**EXERCISE TASKS**
1. In the text on the horse-chestnut leaf mining moth, where in the United Kingdom was the moth first observed in 2002?
2. Continue the text on the horse-chestnut leaf mining moth, starting after its final sentence.

**EXTRACT**
::::::
HORSE-CHESTNUT LEAF MINING MOTH
Galls and Rusts Menu
Horse-Chestnuts are under attack from the Horse Chestnut Leaf Miner Moth, Cameraria ochridella, which was first observed in Macedonia in the 1970's but which has since spread rapidly to encompass Austria and Central Europe, and now france and the United Kingdom when it was first observed in 2002 in Wimbledon, South London. Since that time it has spread northwards to infest trees over much of the UK south of Preston apart from much of Wales and the West Country. It is the larvae of the moth which feeds on the leaves of Horse-Chestnut Trees, giving them an autumnal look before they drop off, new leaves grow, and the new leaf re-invaded, this repeating several times in one season. But most of the damage occurs late in the growing season, and so does not overly affect the tree, the tree will not die nor does it need felling. The pupae if the moth are resistant to extremely hard frosts and can survive temperatures as low as -23C, so the recent hard winters of 2009 and 2010 did nothing to prevent their spread. The attack on the leaves by the leaf miner moths make the tree more susceptible to attack by a bacteria that originates in the Himalayas. This bacteria causes a bleeding canker that makes the trunks bleed a sticky liquid which will kill the tree. No cure has been found for this attack on both sides.
::::::
**ENTRIES SHOWN**
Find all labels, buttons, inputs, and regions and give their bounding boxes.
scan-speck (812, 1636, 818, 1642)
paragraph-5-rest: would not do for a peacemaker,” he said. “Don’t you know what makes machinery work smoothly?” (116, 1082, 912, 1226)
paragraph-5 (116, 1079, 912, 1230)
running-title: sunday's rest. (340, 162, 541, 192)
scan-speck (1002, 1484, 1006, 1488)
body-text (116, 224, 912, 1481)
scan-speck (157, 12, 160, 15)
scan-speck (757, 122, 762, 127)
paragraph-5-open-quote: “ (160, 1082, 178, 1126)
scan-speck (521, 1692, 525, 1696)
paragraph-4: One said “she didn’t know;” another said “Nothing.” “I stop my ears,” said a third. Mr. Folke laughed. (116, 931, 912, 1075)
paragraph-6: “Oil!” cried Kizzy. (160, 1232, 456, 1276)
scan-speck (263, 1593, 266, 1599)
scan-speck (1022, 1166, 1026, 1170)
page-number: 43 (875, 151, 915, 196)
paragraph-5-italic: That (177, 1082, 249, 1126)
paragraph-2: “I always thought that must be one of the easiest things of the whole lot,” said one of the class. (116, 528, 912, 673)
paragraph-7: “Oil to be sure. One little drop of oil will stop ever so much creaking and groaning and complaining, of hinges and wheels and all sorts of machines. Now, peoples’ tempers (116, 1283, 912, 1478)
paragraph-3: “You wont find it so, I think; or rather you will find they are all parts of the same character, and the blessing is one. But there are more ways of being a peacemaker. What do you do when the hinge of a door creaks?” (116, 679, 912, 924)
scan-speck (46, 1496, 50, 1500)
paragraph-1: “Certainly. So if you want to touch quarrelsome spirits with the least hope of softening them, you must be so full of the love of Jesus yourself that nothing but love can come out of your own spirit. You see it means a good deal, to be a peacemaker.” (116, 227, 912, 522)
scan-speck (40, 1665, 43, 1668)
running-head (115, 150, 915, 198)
::::::
**RESPONSES**
1. Wimbledon, South London

2.
The damage to the leaf is similar, but not identical, to that caused by a fungal infection that affects Horse-Chestnut tree leaves: Guignardia aesculi. The damaged caused by the moths can be distinguished from that caused by the fungus by the yellow bands on leaves affected by the fungus, which are lacking in those damaged by the moths.
The moths can be controlled by the use of the systemic insecticide
Fenoxycarb which kills the pupae leaving bees largely un-affected. Fenoxycarb is a synthetic insecticide based on carbamate, but acts in a way differing from other carbamate insecticides. Toxicity to bees birds and humans is low, but it is toxic to fish. It works by preventing immature insects from reaching maturity.
Leaf Miner damage on
Bramble Leaves (upper surface). The miner seems to have trouble mining through the larger veins.
Leaf Miner damage on
Bramble Leaves (lower surface)
The seeds contain a mixture of triterpene saponins known collectively as Aesin and present at up to 5% by weight (dry), one such of which is β-Aescin.
β-aescin, a triterpene saponin, is the main component of aescin, and has a structure similar to β-Hederin. Aescin is an anti-inflammatory drug used pharmaceutically, and obtained from the Horse-Chestnut Tree. The sugar units of β-Aescin are shown in blue.
Aesculin (not to be confused with Aescin, the triterpene saponin as shown above) is a poisonous coumarin glycoside, related to 4-hydroxycoumarin, from which modern rodenticides were originally developed, such as Warfarin, a
bi-coumarin. Aesculetin, is the direct coumarin pre-cursor of Aesculin.
During the World Wars, conkers were gathered to extract the starch from them, which was subsequently converted to Acetone using a process invented by Chaim Weizmann.
Horse-Chestnut also contains
LeucoCyanidin, a colourless anthocyanidin compound based on Cyanidin, is also to be found in a number of other trees such as Bay Laurel, Black Locust, Common Oak and numerous other plants such as some Mallows, some Docks and Cacoa.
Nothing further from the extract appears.